START Entries
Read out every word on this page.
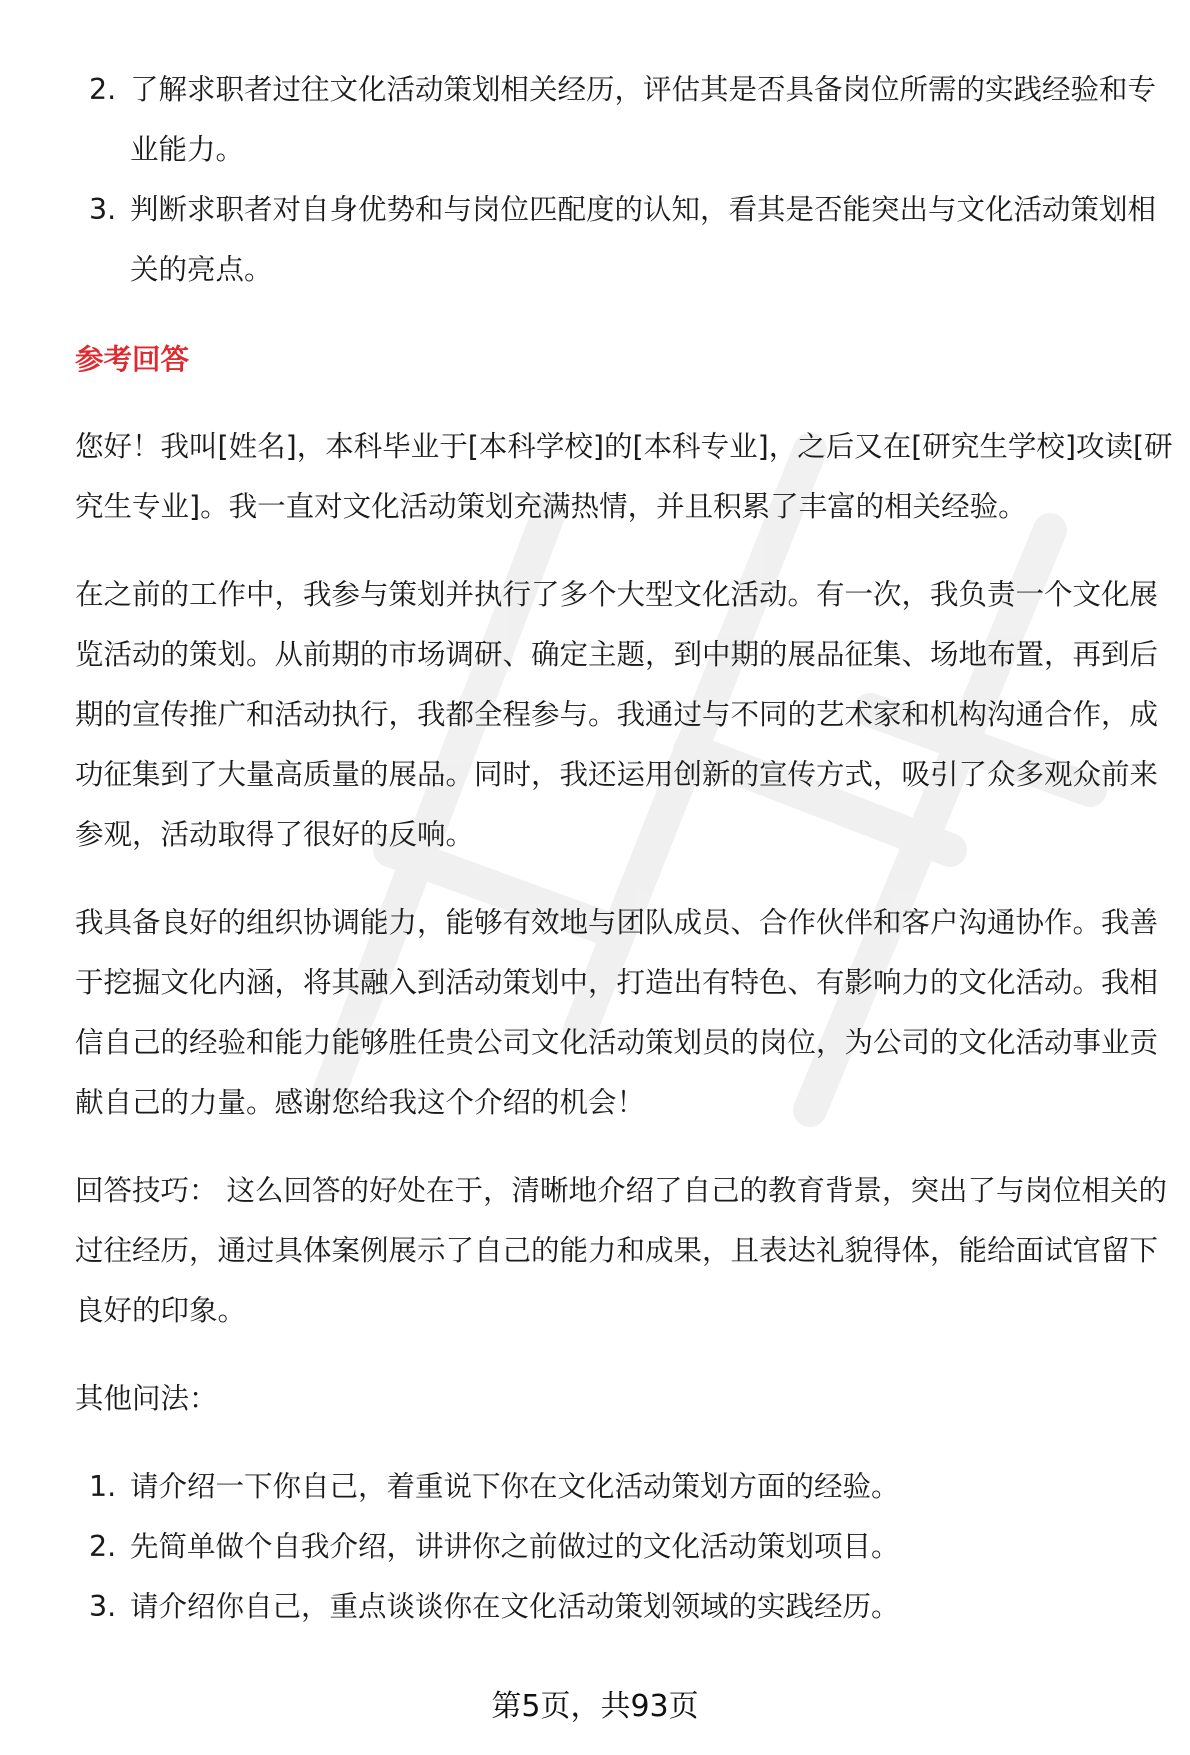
2. 了解求职者过往文化活动策划相关经历，评估其是否具备岗位所需的实践经验和专业能力。
3. 判断求职者对自身优势和与岗位匹配度的认知，看其是否能突出与文化活动策划相关的亮点。
参考回答

您好！我叫[姓名]，本科毕业于[本科学校]的[本科专业]，之后又在[研究生学校]攻读[研究生专业]。我一直对文化活动策划充满热情，并且积累了丰富的相关经验。

在之前的工作中，我参与策划并执行了多个大型文化活动。有一次，我负责一个文化展览活动的策划。从前期的市场调研、确定主题，到中期的展品征集、场地布置，再到后期的宣传推广和活动执行，我都全程参与。我通过与不同的艺术家和机构沟通合作，成功征集到了大量高质量的展品。同时，我还运用创新的宣传方式，吸引了众多观众前来参观，活动取得了很好的反响。

我具备良好的组织协调能力，能够有效地与团队成员、合作伙伴和客户沟通协作。我善于挖掘文化内涵，将其融入到活动策划中，打造出有特色、有影响力的文化活动。我相信自己的经验和能力能够胜任贵公司文化活动策划员的岗位，为公司的文化活动事业贡献自己的力量。感谢您给我这个介绍的机会！

回答技巧： 这么回答的好处在于，清晰地介绍了自己的教育背景，突出了与岗位相关的过往经历，通过具体案例展示了自己的能力和成果，且表达礼貌得体，能给面试官留下良好的印象。

其他问法：

1. 请介绍一下你自己，着重说下你在文化活动策划方面的经验。
2. 先简单做个自我介绍，讲讲你之前做过的文化活动策划项目。
3. 请介绍你自己，重点谈谈你在文化活动策划领域的实践经历。
第5页，共93页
END Entries
• What to produce: Each line of the data is to be duplicated exactly; pictures stay out of the copy.

• Response below:
Read out every word on this page.
2. 了解求职者过往文化活动策划相关经历，评估其是否具备岗位所需的实践经验和专业能力。
3. 判断求职者对自身优势和与岗位匹配度的认知，看其是否能突出与文化活动策划相关的亮点。
参考回答

您好！我叫[姓名]，本科毕业于[本科学校]的[本科专业]，之后又在[研究生学校]攻读[研究生专业]。我一直对文化活动策划充满热情，并且积累了丰富的相关经验。

在之前的工作中，我参与策划并执行了多个大型文化活动。有一次，我负责一个文化展览活动的策划。从前期的市场调研、确定主题，到中期的展品征集、场地布置，再到后期的宣传推广和活动执行，我都全程参与。我通过与不同的艺术家和机构沟通合作，成功征集到了大量高质量的展品。同时，我还运用创新的宣传方式，吸引了众多观众前来参观，活动取得了很好的反响。

我具备良好的组织协调能力，能够有效地与团队成员、合作伙伴和客户沟通协作。我善于挖掘文化内涵，将其融入到活动策划中，打造出有特色、有影响力的文化活动。我相信自己的经验和能力能够胜任贵公司文化活动策划员的岗位，为公司的文化活动事业贡献自己的力量。感谢您给我这个介绍的机会！

回答技巧： 这么回答的好处在于，清晰地介绍了自己的教育背景，突出了与岗位相关的过往经历，通过具体案例展示了自己的能力和成果，且表达礼貌得体，能给面试官留下良好的印象。

其他问法：

1. 请介绍一下你自己，着重说下你在文化活动策划方面的经验。
2. 先简单做个自我介绍，讲讲你之前做过的文化活动策划项目。
3. 请介绍你自己，重点谈谈你在文化活动策划领域的实践经历。
第5页，共93页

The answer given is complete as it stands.